Records
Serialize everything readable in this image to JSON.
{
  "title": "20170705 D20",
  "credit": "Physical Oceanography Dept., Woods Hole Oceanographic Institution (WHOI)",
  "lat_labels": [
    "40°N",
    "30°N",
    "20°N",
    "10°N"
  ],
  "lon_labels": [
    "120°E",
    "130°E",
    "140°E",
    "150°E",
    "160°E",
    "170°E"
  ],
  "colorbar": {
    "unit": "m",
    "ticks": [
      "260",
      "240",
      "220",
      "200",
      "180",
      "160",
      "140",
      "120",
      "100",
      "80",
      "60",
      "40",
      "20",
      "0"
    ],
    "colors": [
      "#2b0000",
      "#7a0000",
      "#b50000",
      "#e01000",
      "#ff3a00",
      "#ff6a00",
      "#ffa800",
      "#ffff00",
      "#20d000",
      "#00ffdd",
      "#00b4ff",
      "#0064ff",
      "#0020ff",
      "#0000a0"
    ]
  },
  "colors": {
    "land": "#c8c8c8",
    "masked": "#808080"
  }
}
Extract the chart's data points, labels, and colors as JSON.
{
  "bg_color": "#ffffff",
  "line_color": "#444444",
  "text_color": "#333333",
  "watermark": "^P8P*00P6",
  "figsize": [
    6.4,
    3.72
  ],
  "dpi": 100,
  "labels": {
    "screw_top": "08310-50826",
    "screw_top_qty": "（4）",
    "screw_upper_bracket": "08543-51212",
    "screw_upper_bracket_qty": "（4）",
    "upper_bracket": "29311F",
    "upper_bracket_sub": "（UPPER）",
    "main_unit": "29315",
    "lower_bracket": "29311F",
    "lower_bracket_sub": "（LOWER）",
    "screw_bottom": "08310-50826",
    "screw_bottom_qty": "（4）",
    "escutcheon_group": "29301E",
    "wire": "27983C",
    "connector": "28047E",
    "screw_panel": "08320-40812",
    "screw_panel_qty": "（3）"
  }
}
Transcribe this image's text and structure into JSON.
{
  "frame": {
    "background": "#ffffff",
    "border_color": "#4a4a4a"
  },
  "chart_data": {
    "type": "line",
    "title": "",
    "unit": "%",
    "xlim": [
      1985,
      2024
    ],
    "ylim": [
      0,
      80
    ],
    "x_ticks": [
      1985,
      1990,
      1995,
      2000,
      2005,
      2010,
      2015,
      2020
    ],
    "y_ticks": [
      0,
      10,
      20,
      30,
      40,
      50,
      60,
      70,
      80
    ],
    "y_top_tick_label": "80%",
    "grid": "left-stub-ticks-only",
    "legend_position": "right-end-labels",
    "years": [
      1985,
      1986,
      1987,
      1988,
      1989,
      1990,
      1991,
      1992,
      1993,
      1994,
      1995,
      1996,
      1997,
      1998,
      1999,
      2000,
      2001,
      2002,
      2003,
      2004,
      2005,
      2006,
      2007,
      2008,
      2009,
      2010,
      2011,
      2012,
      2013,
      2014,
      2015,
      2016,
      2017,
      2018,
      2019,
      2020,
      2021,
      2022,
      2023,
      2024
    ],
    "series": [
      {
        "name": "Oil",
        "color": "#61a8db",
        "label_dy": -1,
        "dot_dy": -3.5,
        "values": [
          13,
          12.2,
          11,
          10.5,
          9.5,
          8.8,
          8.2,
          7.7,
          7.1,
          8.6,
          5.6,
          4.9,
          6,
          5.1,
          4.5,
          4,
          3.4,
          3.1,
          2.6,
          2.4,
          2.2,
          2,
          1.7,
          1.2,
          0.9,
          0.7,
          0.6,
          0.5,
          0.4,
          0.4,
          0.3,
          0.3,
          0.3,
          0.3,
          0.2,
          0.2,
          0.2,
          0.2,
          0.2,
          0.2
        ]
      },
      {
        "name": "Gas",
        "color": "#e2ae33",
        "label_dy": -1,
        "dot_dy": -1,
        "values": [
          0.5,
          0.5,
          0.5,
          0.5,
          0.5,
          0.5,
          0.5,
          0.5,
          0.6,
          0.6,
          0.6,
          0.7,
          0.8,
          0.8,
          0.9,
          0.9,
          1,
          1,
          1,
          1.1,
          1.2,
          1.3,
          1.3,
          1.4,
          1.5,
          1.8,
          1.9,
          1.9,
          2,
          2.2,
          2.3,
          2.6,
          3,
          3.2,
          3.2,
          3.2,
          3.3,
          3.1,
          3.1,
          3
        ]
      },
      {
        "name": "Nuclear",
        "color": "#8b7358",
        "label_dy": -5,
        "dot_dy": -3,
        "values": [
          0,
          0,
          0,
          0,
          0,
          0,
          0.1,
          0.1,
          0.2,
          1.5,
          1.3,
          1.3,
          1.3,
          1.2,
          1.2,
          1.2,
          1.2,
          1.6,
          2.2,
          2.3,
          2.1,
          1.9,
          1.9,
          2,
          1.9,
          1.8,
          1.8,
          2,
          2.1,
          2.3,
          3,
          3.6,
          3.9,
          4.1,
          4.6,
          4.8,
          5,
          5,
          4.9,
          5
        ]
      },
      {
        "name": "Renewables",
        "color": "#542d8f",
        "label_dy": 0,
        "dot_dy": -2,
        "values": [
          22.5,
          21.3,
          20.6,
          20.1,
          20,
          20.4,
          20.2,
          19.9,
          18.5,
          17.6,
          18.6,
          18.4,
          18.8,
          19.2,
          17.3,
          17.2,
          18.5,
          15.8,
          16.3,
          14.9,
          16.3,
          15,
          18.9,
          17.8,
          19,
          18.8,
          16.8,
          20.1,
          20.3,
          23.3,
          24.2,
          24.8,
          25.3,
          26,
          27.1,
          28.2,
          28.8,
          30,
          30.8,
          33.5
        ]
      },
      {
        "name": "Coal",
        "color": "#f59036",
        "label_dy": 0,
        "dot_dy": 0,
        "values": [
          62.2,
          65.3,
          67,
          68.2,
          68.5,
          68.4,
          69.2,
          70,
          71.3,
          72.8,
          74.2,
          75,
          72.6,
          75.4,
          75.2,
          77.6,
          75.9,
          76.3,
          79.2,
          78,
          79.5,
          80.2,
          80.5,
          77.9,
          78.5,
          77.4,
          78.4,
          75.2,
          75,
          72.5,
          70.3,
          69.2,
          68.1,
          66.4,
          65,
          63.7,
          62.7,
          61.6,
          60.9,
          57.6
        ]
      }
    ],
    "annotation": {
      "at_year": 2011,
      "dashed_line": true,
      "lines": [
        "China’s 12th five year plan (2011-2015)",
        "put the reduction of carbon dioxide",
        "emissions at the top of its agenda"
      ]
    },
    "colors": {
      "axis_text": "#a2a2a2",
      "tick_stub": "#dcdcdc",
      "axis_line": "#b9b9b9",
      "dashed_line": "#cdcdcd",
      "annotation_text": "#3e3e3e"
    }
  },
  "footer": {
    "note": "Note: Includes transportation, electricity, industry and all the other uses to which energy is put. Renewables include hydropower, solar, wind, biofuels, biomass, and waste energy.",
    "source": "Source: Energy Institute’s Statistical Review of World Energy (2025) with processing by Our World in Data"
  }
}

Your task
All of the entries must be written out exactly as they stand.

Exercise response
Serialize everything readable in this image to JSON.
{
  "title": "20170705 D20",
  "credit": "Physical Oceanography Dept., Woods Hole Oceanographic Institution (WHOI)",
  "lat_labels": [
    "40°N",
    "30°N",
    "20°N",
    "10°N"
  ],
  "lon_labels": [
    "120°E",
    "130°E",
    "140°E",
    "150°E",
    "160°E",
    "170°E"
  ],
  "colorbar": {
    "unit": "m",
    "ticks": [
      "260",
      "240",
      "220",
      "200",
      "180",
      "160",
      "140",
      "120",
      "100",
      "80",
      "60",
      "40",
      "20",
      "0"
    ],
    "colors": [
      "#2b0000",
      "#7a0000",
      "#b50000",
      "#e01000",
      "#ff3a00",
      "#ff6a00",
      "#ffa800",
      "#ffff00",
      "#20d000",
      "#00ffdd",
      "#00b4ff",
      "#0064ff",
      "#0020ff",
      "#0000a0"
    ]
  },
  "colors": {
    "land": "#c8c8c8",
    "masked": "#808080"
  }
}
Extract the chart's data points, labels, and colors as JSON.
{
  "bg_color": "#ffffff",
  "line_color": "#444444",
  "text_color": "#333333",
  "watermark": "^P8P*00P6",
  "figsize": [
    6.4,
    3.72
  ],
  "dpi": 100,
  "labels": {
    "screw_top": "08310-50826",
    "screw_top_qty": "（4）",
    "screw_upper_bracket": "08543-51212",
    "screw_upper_bracket_qty": "（4）",
    "upper_bracket": "29311F",
    "upper_bracket_sub": "（UPPER）",
    "main_unit": "29315",
    "lower_bracket": "29311F",
    "lower_bracket_sub": "（LOWER）",
    "screw_bottom": "08310-50826",
    "screw_bottom_qty": "（4）",
    "escutcheon_group": "29301E",
    "wire": "27983C",
    "connector": "28047E",
    "screw_panel": "08320-40812",
    "screw_panel_qty": "（3）"
  }
}
Transcribe this image's text and structure into JSON.
{
  "frame": {
    "background": "#ffffff",
    "border_color": "#4a4a4a"
  },
  "chart_data": {
    "type": "line",
    "title": "",
    "unit": "%",
    "xlim": [
      1985,
      2024
    ],
    "ylim": [
      0,
      80
    ],
    "x_ticks": [
      1985,
      1990,
      1995,
      2000,
      2005,
      2010,
      2015,
      2020
    ],
    "y_ticks": [
      0,
      10,
      20,
      30,
      40,
      50,
      60,
      70,
      80
    ],
    "y_top_tick_label": "80%",
    "grid": "left-stub-ticks-only",
    "legend_position": "right-end-labels",
    "years": [
      1985,
      1986,
      1987,
      1988,
      1989,
      1990,
      1991,
      1992,
      1993,
      1994,
      1995,
      1996,
      1997,
      1998,
      1999,
      2000,
      2001,
      2002,
      2003,
      2004,
      2005,
      2006,
      2007,
      2008,
      2009,
      2010,
      2011,
      2012,
      2013,
      2014,
      2015,
      2016,
      2017,
      2018,
      2019,
      2020,
      2021,
      2022,
      2023,
      2024
    ],
    "series": [
      {
        "name": "Oil",
        "color": "#61a8db",
        "label_dy": -1,
        "dot_dy": -3.5,
        "values": [
          13,
          12.2,
          11,
          10.5,
          9.5,
          8.8,
          8.2,
          7.7,
          7.1,
          8.6,
          5.6,
          4.9,
          6,
          5.1,
          4.5,
          4,
          3.4,
          3.1,
          2.6,
          2.4,
          2.2,
          2,
          1.7,
          1.2,
          0.9,
          0.7,
          0.6,
          0.5,
          0.4,
          0.4,
          0.3,
          0.3,
          0.3,
          0.3,
          0.2,
          0.2,
          0.2,
          0.2,
          0.2,
          0.2
        ]
      },
      {
        "name": "Gas",
        "color": "#e2ae33",
        "label_dy": -1,
        "dot_dy": -1,
        "values": [
          0.5,
          0.5,
          0.5,
          0.5,
          0.5,
          0.5,
          0.5,
          0.5,
          0.6,
          0.6,
          0.6,
          0.7,
          0.8,
          0.8,
          0.9,
          0.9,
          1,
          1,
          1,
          1.1,
          1.2,
          1.3,
          1.3,
          1.4,
          1.5,
          1.8,
          1.9,
          1.9,
          2,
          2.2,
          2.3,
          2.6,
          3,
          3.2,
          3.2,
          3.2,
          3.3,
          3.1,
          3.1,
          3
        ]
      },
      {
        "name": "Nuclear",
        "color": "#8b7358",
        "label_dy": -5,
        "dot_dy": -3,
        "values": [
          0,
          0,
          0,
          0,
          0,
          0,
          0.1,
          0.1,
          0.2,
          1.5,
          1.3,
          1.3,
          1.3,
          1.2,
          1.2,
          1.2,
          1.2,
          1.6,
          2.2,
          2.3,
          2.1,
          1.9,
          1.9,
          2,
          1.9,
          1.8,
          1.8,
          2,
          2.1,
          2.3,
          3,
          3.6,
          3.9,
          4.1,
          4.6,
          4.8,
          5,
          5,
          4.9,
          5
        ]
      },
      {
        "name": "Renewables",
        "color": "#542d8f",
        "label_dy": 0,
        "dot_dy": -2,
        "values": [
          22.5,
          21.3,
          20.6,
          20.1,
          20,
          20.4,
          20.2,
          19.9,
          18.5,
          17.6,
          18.6,
          18.4,
          18.8,
          19.2,
          17.3,
          17.2,
          18.5,
          15.8,
          16.3,
          14.9,
          16.3,
          15,
          18.9,
          17.8,
          19,
          18.8,
          16.8,
          20.1,
          20.3,
          23.3,
          24.2,
          24.8,
          25.3,
          26,
          27.1,
          28.2,
          28.8,
          30,
          30.8,
          33.5
        ]
      },
      {
        "name": "Coal",
        "color": "#f59036",
        "label_dy": 0,
        "dot_dy": 0,
        "values": [
          62.2,
          65.3,
          67,
          68.2,
          68.5,
          68.4,
          69.2,
          70,
          71.3,
          72.8,
          74.2,
          75,
          72.6,
          75.4,
          75.2,
          77.6,
          75.9,
          76.3,
          79.2,
          78,
          79.5,
          80.2,
          80.5,
          77.9,
          78.5,
          77.4,
          78.4,
          75.2,
          75,
          72.5,
          70.3,
          69.2,
          68.1,
          66.4,
          65,
          63.7,
          62.7,
          61.6,
          60.9,
          57.6
        ]
      }
    ],
    "annotation": {
      "at_year": 2011,
      "dashed_line": true,
      "lines": [
        "China’s 12th five year plan (2011-2015)",
        "put the reduction of carbon dioxide",
        "emissions at the top of its agenda"
      ]
    },
    "colors": {
      "axis_text": "#a2a2a2",
      "tick_stub": "#dcdcdc",
      "axis_line": "#b9b9b9",
      "dashed_line": "#cdcdcd",
      "annotation_text": "#3e3e3e"
    }
  },
  "footer": {
    "note": "Note: Includes transportation, electricity, industry and all the other uses to which energy is put. Renewables include hydropower, solar, wind, biofuels, biomass, and waste energy.",
    "source": "Source: Energy Institute’s Statistical Review of World Energy (2025) with processing by Our World in Data"
  }
}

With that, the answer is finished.